WHAT TO PRODUCE
All lines in the data bearing the string "Period" should be identified and copied.

TASK INPUT
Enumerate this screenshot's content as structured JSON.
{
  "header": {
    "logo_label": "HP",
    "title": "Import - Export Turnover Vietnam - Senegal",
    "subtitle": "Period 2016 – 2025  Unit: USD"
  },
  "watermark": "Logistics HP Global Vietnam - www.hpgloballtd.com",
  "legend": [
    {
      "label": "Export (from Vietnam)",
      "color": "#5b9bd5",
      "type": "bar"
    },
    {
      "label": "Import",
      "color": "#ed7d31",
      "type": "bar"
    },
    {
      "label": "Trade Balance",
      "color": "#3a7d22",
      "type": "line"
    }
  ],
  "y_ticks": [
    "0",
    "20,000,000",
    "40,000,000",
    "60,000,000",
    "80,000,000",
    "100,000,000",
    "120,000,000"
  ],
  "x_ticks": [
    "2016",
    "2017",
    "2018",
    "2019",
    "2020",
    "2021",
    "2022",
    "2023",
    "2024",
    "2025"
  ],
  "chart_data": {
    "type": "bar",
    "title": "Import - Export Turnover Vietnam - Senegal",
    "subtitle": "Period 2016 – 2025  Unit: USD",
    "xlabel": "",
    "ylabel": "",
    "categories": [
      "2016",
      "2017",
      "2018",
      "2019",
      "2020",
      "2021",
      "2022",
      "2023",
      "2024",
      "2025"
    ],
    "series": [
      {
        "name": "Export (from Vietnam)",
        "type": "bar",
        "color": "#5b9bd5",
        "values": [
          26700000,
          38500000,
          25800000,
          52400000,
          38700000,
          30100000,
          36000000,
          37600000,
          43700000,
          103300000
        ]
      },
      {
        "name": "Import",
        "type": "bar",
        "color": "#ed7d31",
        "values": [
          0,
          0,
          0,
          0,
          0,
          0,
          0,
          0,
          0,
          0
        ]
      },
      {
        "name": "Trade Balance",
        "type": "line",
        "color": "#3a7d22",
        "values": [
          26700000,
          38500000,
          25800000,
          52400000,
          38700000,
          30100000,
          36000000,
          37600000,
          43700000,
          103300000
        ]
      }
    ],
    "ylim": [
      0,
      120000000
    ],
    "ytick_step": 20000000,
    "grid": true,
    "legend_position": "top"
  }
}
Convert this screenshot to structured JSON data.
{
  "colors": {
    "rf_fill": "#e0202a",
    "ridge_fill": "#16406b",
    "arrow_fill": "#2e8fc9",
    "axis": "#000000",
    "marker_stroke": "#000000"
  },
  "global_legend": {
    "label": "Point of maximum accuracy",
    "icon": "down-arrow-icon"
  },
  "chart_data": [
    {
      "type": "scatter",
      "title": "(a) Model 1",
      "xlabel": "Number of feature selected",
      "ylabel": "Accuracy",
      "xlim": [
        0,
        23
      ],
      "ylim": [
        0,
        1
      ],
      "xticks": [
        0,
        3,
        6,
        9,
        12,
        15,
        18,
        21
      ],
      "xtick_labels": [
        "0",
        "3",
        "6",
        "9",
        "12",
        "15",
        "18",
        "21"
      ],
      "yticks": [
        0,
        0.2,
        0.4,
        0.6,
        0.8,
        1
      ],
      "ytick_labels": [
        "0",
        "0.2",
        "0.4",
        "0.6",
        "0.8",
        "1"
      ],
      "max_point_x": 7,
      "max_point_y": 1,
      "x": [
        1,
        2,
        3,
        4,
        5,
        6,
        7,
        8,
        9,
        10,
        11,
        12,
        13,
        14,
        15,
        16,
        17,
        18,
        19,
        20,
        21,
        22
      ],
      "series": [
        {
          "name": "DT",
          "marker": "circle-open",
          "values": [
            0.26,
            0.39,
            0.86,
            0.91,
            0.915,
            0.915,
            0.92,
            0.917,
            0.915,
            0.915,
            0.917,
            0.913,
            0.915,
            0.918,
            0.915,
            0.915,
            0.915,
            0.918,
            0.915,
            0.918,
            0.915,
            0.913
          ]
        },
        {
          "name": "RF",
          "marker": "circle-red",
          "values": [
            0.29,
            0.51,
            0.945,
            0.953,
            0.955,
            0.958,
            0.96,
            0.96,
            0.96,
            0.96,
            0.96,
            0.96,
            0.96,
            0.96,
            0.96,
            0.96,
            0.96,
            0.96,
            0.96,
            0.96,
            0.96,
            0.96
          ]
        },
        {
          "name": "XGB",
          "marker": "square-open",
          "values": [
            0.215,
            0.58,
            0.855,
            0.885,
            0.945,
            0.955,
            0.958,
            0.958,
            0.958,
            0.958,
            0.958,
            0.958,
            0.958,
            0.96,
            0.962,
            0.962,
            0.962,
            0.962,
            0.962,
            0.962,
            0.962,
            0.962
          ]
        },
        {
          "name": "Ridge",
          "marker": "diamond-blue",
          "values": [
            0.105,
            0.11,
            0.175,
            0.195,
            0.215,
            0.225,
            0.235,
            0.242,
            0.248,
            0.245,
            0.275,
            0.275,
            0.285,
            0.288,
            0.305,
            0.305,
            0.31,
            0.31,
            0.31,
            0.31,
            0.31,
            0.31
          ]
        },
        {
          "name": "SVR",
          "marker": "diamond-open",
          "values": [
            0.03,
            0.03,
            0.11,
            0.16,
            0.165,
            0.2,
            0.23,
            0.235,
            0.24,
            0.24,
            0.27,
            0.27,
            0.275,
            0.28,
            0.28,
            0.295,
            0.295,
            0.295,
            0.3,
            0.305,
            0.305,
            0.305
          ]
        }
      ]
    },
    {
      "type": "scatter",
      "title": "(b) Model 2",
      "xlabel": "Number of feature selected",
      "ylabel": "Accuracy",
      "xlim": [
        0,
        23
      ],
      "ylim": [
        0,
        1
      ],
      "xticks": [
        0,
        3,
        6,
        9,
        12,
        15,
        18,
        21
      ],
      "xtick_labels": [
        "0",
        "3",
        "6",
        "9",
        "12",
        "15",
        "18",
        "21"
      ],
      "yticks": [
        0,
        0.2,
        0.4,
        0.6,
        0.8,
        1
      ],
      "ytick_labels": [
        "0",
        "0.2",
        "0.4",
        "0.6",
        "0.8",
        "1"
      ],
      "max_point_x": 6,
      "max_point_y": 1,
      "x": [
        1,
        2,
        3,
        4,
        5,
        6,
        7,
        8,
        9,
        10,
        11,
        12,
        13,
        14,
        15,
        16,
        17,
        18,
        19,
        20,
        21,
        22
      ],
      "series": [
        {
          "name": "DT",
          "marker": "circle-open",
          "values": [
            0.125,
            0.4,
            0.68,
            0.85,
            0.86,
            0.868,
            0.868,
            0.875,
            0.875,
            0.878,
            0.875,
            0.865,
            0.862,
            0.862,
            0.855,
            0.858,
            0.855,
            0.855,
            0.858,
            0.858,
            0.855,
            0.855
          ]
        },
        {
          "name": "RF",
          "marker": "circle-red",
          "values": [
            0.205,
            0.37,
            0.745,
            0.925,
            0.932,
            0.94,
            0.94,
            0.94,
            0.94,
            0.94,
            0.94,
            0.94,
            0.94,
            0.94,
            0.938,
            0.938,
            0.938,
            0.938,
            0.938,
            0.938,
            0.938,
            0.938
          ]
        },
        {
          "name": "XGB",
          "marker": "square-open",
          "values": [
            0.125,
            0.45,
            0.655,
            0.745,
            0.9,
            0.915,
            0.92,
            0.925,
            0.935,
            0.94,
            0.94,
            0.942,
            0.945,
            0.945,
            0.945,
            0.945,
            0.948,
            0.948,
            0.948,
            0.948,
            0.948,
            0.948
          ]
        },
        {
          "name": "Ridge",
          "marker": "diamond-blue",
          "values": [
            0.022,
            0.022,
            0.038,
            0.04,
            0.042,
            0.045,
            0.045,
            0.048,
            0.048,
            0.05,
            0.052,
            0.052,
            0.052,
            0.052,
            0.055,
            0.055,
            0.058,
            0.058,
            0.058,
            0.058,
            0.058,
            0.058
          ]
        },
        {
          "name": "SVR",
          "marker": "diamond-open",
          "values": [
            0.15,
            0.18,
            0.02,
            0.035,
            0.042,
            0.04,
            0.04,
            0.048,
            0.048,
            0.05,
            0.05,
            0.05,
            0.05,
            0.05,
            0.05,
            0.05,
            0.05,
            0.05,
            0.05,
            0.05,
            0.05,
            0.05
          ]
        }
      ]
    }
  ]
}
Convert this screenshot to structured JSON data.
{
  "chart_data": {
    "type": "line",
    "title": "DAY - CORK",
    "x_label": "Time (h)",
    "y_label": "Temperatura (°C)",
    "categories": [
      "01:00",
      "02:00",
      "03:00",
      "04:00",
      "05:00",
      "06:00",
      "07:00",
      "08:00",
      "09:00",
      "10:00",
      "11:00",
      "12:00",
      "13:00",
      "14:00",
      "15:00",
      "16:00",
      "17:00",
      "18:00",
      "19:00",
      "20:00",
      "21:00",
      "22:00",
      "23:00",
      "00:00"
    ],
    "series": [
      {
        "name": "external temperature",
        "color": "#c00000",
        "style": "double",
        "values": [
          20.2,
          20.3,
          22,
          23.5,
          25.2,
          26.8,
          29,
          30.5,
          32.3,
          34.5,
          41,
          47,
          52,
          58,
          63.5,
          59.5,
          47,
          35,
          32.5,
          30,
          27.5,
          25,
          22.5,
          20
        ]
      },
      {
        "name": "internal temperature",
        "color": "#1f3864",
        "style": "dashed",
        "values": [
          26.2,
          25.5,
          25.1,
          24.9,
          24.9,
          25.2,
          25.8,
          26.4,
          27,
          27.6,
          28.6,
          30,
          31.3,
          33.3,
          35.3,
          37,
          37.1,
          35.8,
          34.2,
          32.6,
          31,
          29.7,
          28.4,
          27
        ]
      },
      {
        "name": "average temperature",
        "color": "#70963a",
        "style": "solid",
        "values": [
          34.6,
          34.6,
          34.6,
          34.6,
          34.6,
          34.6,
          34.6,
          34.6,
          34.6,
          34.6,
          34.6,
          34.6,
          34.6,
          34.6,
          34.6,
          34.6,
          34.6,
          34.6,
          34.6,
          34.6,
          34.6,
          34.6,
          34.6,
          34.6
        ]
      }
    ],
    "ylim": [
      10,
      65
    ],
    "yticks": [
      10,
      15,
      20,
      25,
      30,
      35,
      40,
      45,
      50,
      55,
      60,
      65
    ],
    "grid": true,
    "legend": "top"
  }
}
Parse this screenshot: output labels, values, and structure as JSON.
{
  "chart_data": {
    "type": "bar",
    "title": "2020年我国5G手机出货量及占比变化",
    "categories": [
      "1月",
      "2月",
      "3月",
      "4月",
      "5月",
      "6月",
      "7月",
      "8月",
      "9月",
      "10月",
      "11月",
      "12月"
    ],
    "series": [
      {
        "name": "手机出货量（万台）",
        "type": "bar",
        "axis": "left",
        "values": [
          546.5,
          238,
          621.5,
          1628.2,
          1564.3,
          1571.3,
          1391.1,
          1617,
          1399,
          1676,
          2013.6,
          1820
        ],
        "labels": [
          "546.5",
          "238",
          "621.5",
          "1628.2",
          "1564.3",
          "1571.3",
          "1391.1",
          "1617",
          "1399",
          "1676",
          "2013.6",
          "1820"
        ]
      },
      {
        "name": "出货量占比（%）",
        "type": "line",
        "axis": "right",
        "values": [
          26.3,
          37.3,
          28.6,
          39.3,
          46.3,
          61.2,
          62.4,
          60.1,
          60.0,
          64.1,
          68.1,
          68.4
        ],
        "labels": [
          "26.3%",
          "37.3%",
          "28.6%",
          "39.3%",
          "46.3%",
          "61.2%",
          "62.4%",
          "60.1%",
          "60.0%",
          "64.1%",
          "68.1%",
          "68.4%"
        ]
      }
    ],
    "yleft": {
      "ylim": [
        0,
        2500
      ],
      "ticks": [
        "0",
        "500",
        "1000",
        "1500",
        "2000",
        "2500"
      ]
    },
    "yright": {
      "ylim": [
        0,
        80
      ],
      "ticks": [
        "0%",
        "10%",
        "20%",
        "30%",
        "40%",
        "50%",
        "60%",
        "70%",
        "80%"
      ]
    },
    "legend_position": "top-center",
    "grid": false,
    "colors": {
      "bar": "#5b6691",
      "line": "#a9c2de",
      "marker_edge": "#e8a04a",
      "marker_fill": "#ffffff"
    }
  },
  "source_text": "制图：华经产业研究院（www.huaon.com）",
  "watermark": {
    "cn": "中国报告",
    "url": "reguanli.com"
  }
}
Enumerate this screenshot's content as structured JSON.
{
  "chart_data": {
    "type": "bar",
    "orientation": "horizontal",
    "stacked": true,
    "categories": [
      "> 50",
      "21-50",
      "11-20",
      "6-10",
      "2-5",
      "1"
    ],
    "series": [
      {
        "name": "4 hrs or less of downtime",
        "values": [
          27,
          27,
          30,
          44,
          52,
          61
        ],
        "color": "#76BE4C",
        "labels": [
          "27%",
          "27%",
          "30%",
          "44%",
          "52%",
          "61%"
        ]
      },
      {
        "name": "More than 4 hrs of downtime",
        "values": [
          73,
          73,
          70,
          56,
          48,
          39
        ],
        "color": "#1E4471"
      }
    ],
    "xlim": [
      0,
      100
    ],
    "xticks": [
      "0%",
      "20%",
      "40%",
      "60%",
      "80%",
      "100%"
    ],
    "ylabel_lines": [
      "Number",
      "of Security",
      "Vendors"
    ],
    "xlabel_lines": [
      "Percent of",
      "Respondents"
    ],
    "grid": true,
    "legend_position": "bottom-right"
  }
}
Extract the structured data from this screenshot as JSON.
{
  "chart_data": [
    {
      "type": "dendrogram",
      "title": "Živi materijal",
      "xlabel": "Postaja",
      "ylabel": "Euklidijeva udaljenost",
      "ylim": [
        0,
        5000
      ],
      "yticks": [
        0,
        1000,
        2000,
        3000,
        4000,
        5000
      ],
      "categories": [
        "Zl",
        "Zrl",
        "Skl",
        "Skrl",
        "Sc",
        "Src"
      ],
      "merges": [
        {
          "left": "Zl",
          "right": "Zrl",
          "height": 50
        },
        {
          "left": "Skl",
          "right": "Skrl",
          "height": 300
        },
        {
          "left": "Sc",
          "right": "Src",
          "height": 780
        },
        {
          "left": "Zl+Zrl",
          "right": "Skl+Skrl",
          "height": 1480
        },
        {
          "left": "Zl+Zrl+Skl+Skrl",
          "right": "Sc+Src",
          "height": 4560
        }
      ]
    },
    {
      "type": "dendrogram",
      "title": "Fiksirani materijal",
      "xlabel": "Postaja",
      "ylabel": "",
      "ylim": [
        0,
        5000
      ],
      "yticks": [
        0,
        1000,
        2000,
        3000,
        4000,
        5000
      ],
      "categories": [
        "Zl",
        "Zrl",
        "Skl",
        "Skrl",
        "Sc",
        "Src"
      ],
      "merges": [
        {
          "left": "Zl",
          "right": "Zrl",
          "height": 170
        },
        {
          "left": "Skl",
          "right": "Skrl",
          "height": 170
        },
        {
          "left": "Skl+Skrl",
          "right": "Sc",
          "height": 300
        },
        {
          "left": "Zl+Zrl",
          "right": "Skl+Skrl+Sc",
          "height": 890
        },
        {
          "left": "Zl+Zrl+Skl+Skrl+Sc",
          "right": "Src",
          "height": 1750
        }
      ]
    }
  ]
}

THE SOLUTION
    "subtitle": "Period 2016 – 2025  Unit: USD"
    "subtitle": "Period 2016 – 2025  Unit: USD",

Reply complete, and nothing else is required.